- YOUR GOAL -
Omit all images. Transcribe the rest of the material below exactly.

- Data entries -
□ □ □ □ □ □ □
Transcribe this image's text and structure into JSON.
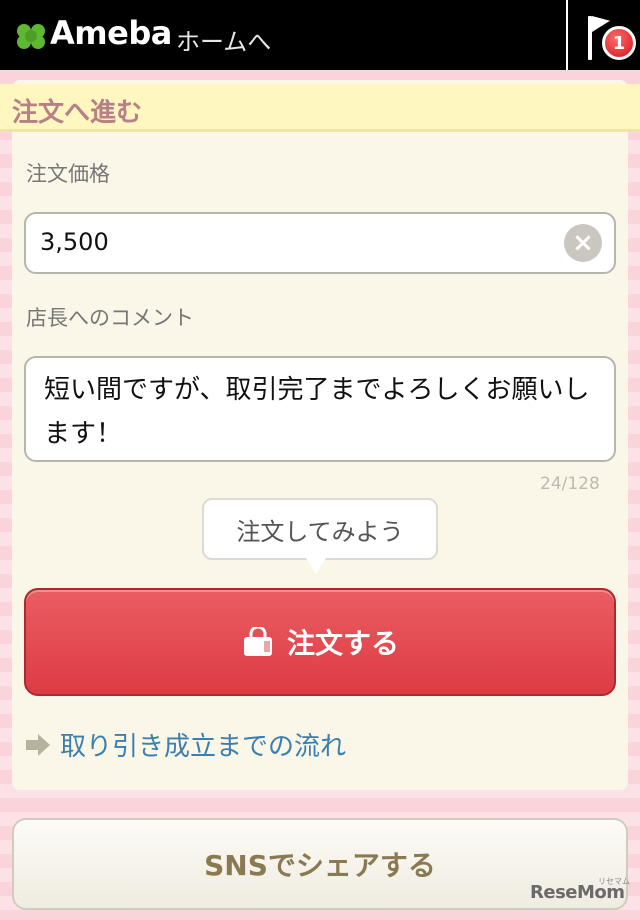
{
  "header": {
    "logo_text": "Ameba",
    "home_link": "ホームへ",
    "notification_count": "1"
  },
  "section": {
    "title": "注文へ進む"
  },
  "form": {
    "price_label": "注文価格",
    "price_value": "3,500",
    "comment_label": "店長へのコメント",
    "comment_value": "短い間ですが、取引完了までよろしくお願いします！",
    "char_counter": "24/128"
  },
  "tooltip": {
    "text": "注文してみよう"
  },
  "actions": {
    "order_button": "注文する",
    "flow_link": "取り引き成立までの流れ",
    "share_button": "SNSでシェアする"
  },
  "watermark": {
    "text": "ReseMom",
    "small": "リセマム"
  },
  "colors": {
    "accent_red": "#dc3c43",
    "link_blue": "#3a7fb0",
    "section_title": "#b97f86"
  }
}
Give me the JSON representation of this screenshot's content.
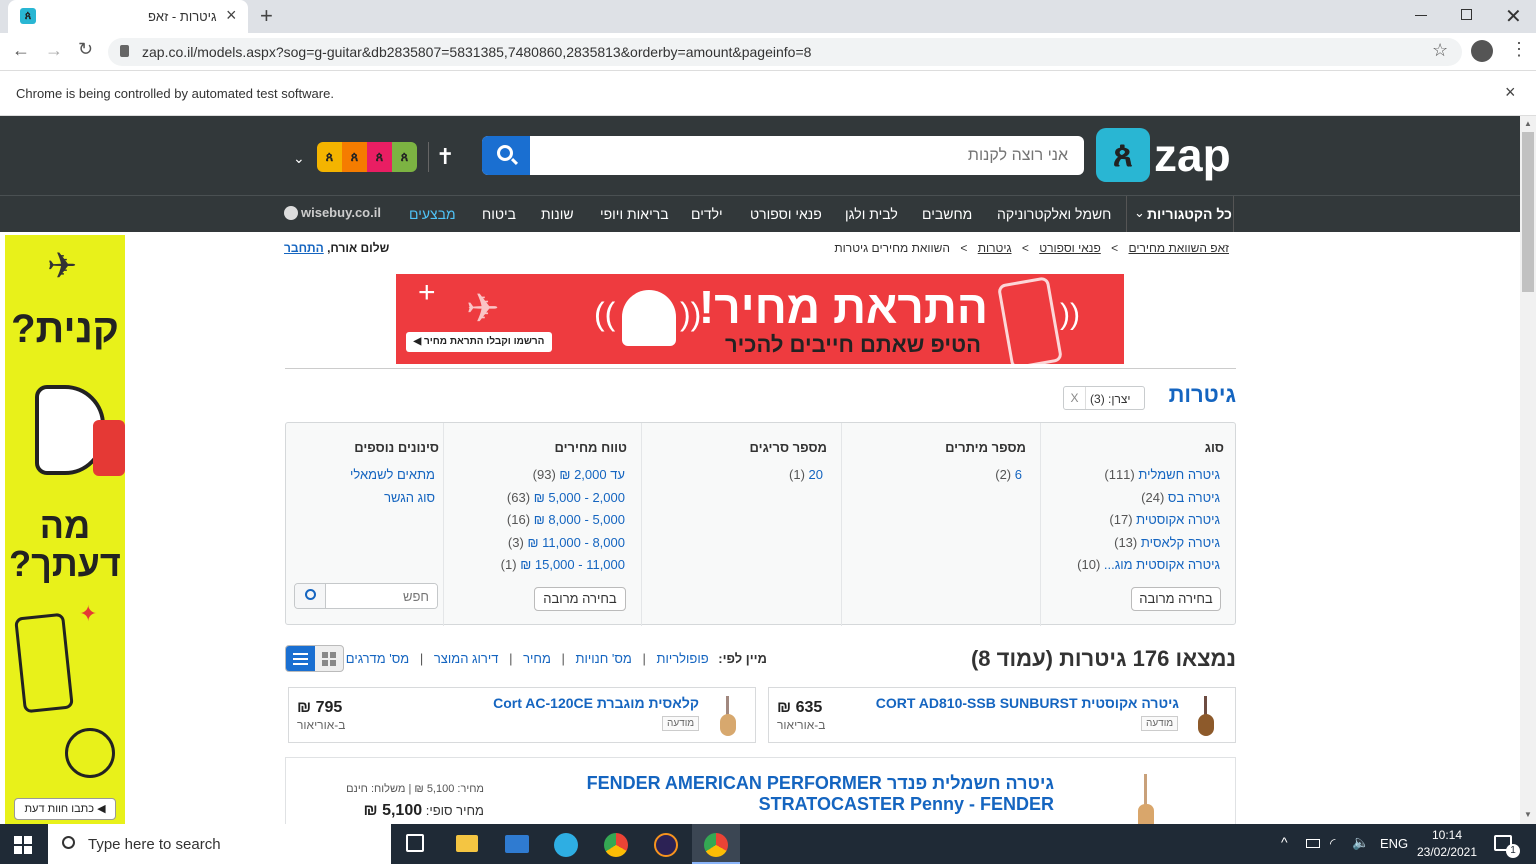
{
  "browser": {
    "tab_title": "גיטרות - זאפ",
    "new_tab": "+",
    "url": "zap.co.il/models.aspx?sog=g-guitar&db2835807=5831385,7480860,2835813&orderby=amount&pageinfo=8",
    "infobar_text": "Chrome is being controlled by automated test software.",
    "close": "×"
  },
  "header": {
    "logo_text": "zap",
    "search_placeholder": "אני רוצה לקנות"
  },
  "nav": {
    "all_categories": "כל הקטגוריות",
    "items": [
      "חשמל ואלקטרוניקה",
      "מחשבים",
      "לבית ולגן",
      "פנאי וספורט",
      "ילדים",
      "בריאות ויופי",
      "שונות",
      "ביטוח",
      "מבצעים"
    ],
    "wisebuy": "wisebuy.co.il"
  },
  "breadcrumb": {
    "items": [
      "זאפ השוואת מחירים",
      "פנאי וספורט",
      "גיטרות",
      "השוואת מחירים גיטרות"
    ],
    "sep": ">"
  },
  "greeting": {
    "hello": "שלום אורח,",
    "login": "התחבר"
  },
  "banner": {
    "title": "התראת מחיר!",
    "subtitle": "הטיפ שאתם חייבים להכיר",
    "cta": "הרשמו וקבלו התראת מחיר"
  },
  "side_ad": {
    "line1": "קנית?",
    "line2": "מה",
    "line3": "דעתך?",
    "cta": "כתבו חוות דעת"
  },
  "category": {
    "title": "גיטרות",
    "chip_label": "יצרן: (3)",
    "chip_close": "X"
  },
  "filters": {
    "type": {
      "title": "סוג",
      "items": [
        {
          "label": "גיטרה חשמלית",
          "count": "(111)"
        },
        {
          "label": "גיטרה בס",
          "count": "(24)"
        },
        {
          "label": "גיטרה אקוסטית",
          "count": "(17)"
        },
        {
          "label": "גיטרה קלאסית",
          "count": "(13)"
        },
        {
          "label": "גיטרה אקוסטית מוג...",
          "count": "(10)"
        }
      ],
      "button": "בחירה מרובה"
    },
    "strings": {
      "title": "מספר מיתרים",
      "items": [
        {
          "label": "6",
          "count": "(2)"
        }
      ]
    },
    "frets": {
      "title": "מספר סריגים",
      "items": [
        {
          "label": "20",
          "count": "(1)"
        }
      ]
    },
    "price": {
      "title": "טווח מחירים",
      "items": [
        {
          "label": "עד 2,000 ₪",
          "count": "(93)"
        },
        {
          "label": "2,000 - 5,000 ₪",
          "count": "(63)"
        },
        {
          "label": "5,000 - 8,000 ₪",
          "count": "(16)"
        },
        {
          "label": "8,000 - 11,000 ₪",
          "count": "(3)"
        },
        {
          "label": "11,000 - 15,000 ₪",
          "count": "(1)"
        }
      ],
      "button": "בחירה מרובה"
    },
    "more": {
      "title": "סינונים נוספים",
      "items": [
        "מתאים לשמאלי",
        "סוג הגשר"
      ],
      "search_placeholder": "חפש"
    }
  },
  "results": {
    "heading": "נמצאו 176 גיטרות (עמוד 8)",
    "sort_label": "מיין לפי:",
    "sort_options": [
      "פופולריות",
      "מס' חנויות",
      "מחיר",
      "דירוג המוצר",
      "מס' מדרגים"
    ],
    "sep": "|"
  },
  "ads": [
    {
      "title": "גיטרה אקוסטית CORT AD810-SSB SUNBURST",
      "badge": "מודעה",
      "price": "635 ₪",
      "store": "ב-אוריאור"
    },
    {
      "title": "קלאסית מוגברת Cort AC-120CE",
      "badge": "מודעה",
      "price": "795 ₪",
      "store": "ב-אוריאור"
    }
  ],
  "product": {
    "title_line1": "גיטרה חשמלית פנדר FENDER AMERICAN PERFORMER",
    "title_line2": "STRATOCASTER Penny - FENDER",
    "price_detail": "מחיר: 5,100 ₪ | משלוח: חינם",
    "final_label": "מחיר סופי:",
    "final_price": "5,100 ₪"
  },
  "taskbar": {
    "search_placeholder": "Type here to search",
    "lang": "ENG",
    "time": "10:14",
    "date": "23/02/2021",
    "notif_count": "1"
  },
  "colors": {
    "header_bg": "#32383a",
    "link": "#1565c0",
    "search_btn": "#1a6fd1",
    "banner_bg": "#ee3b3f",
    "ad_bg": "#e8f11a"
  }
}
□ □ □ □ □ □ □
- TASK OUTPUT -
Transcribe this image's text and structure into JSON.
{
  "header": {
    "logo_text": "Ameba",
    "home_link": "ホームへ",
    "notification_count": "1"
  },
  "section": {
    "title": "注文へ進む"
  },
  "form": {
    "price_label": "注文価格",
    "price_value": "3,500",
    "comment_label": "店長へのコメント",
    "comment_value": "短い間ですが、取引完了までよろしくお願いします！",
    "char_counter": "24/128"
  },
  "tooltip": {
    "text": "注文してみよう"
  },
  "actions": {
    "order_button": "注文する",
    "flow_link": "取り引き成立までの流れ",
    "share_button": "SNSでシェアする"
  },
  "watermark": {
    "text": "ReseMom",
    "small": "リセマム"
  },
  "colors": {
    "accent_red": "#dc3c43",
    "link_blue": "#3a7fb0",
    "section_title": "#b97f86"
  }
}
Give me the JSON representation of this screenshot's content.
{
  "browser": {
    "tab_title": "גיטרות - זאפ",
    "new_tab": "+",
    "url": "zap.co.il/models.aspx?sog=g-guitar&db2835807=5831385,7480860,2835813&orderby=amount&pageinfo=8",
    "infobar_text": "Chrome is being controlled by automated test software.",
    "close": "×"
  },
  "header": {
    "logo_text": "zap",
    "search_placeholder": "אני רוצה לקנות"
  },
  "nav": {
    "all_categories": "כל הקטגוריות",
    "items": [
      "חשמל ואלקטרוניקה",
      "מחשבים",
      "לבית ולגן",
      "פנאי וספורט",
      "ילדים",
      "בריאות ויופי",
      "שונות",
      "ביטוח",
      "מבצעים"
    ],
    "wisebuy": "wisebuy.co.il"
  },
  "breadcrumb": {
    "items": [
      "זאפ השוואת מחירים",
      "פנאי וספורט",
      "גיטרות",
      "השוואת מחירים גיטרות"
    ],
    "sep": ">"
  },
  "greeting": {
    "hello": "שלום אורח,",
    "login": "התחבר"
  },
  "banner": {
    "title": "התראת מחיר!",
    "subtitle": "הטיפ שאתם חייבים להכיר",
    "cta": "הרשמו וקבלו התראת מחיר"
  },
  "side_ad": {
    "line1": "קנית?",
    "line2": "מה",
    "line3": "דעתך?",
    "cta": "כתבו חוות דעת"
  },
  "category": {
    "title": "גיטרות",
    "chip_label": "יצרן: (3)",
    "chip_close": "X"
  },
  "filters": {
    "type": {
      "title": "סוג",
      "items": [
        {
          "label": "גיטרה חשמלית",
          "count": "(111)"
        },
        {
          "label": "גיטרה בס",
          "count": "(24)"
        },
        {
          "label": "גיטרה אקוסטית",
          "count": "(17)"
        },
        {
          "label": "גיטרה קלאסית",
          "count": "(13)"
        },
        {
          "label": "גיטרה אקוסטית מוג...",
          "count": "(10)"
        }
      ],
      "button": "בחירה מרובה"
    },
    "strings": {
      "title": "מספר מיתרים",
      "items": [
        {
          "label": "6",
          "count": "(2)"
        }
      ]
    },
    "frets": {
      "title": "מספר סריגים",
      "items": [
        {
          "label": "20",
          "count": "(1)"
        }
      ]
    },
    "price": {
      "title": "טווח מחירים",
      "items": [
        {
          "label": "עד 2,000 ₪",
          "count": "(93)"
        },
        {
          "label": "2,000 - 5,000 ₪",
          "count": "(63)"
        },
        {
          "label": "5,000 - 8,000 ₪",
          "count": "(16)"
        },
        {
          "label": "8,000 - 11,000 ₪",
          "count": "(3)"
        },
        {
          "label": "11,000 - 15,000 ₪",
          "count": "(1)"
        }
      ],
      "button": "בחירה מרובה"
    },
    "more": {
      "title": "סינונים נוספים",
      "items": [
        "מתאים לשמאלי",
        "סוג הגשר"
      ],
      "search_placeholder": "חפש"
    }
  },
  "results": {
    "heading": "נמצאו 176 גיטרות (עמוד 8)",
    "sort_label": "מיין לפי:",
    "sort_options": [
      "פופולריות",
      "מס' חנויות",
      "מחיר",
      "דירוג המוצר",
      "מס' מדרגים"
    ],
    "sep": "|"
  },
  "ads": [
    {
      "title": "גיטרה אקוסטית CORT AD810-SSB SUNBURST",
      "badge": "מודעה",
      "price": "635 ₪",
      "store": "ב-אוריאור"
    },
    {
      "title": "קלאסית מוגברת Cort AC-120CE",
      "badge": "מודעה",
      "price": "795 ₪",
      "store": "ב-אוריאור"
    }
  ],
  "product": {
    "title_line1": "גיטרה חשמלית פנדר FENDER AMERICAN PERFORMER",
    "title_line2": "STRATOCASTER Penny - FENDER",
    "price_detail": "מחיר: 5,100 ₪ | משלוח: חינם",
    "final_label": "מחיר סופי:",
    "final_price": "5,100 ₪"
  },
  "taskbar": {
    "search_placeholder": "Type here to search",
    "lang": "ENG",
    "time": "10:14",
    "date": "23/02/2021",
    "notif_count": "1"
  },
  "colors": {
    "header_bg": "#32383a",
    "link": "#1565c0",
    "search_btn": "#1a6fd1",
    "banner_bg": "#ee3b3f",
    "ad_bg": "#e8f11a"
  }
}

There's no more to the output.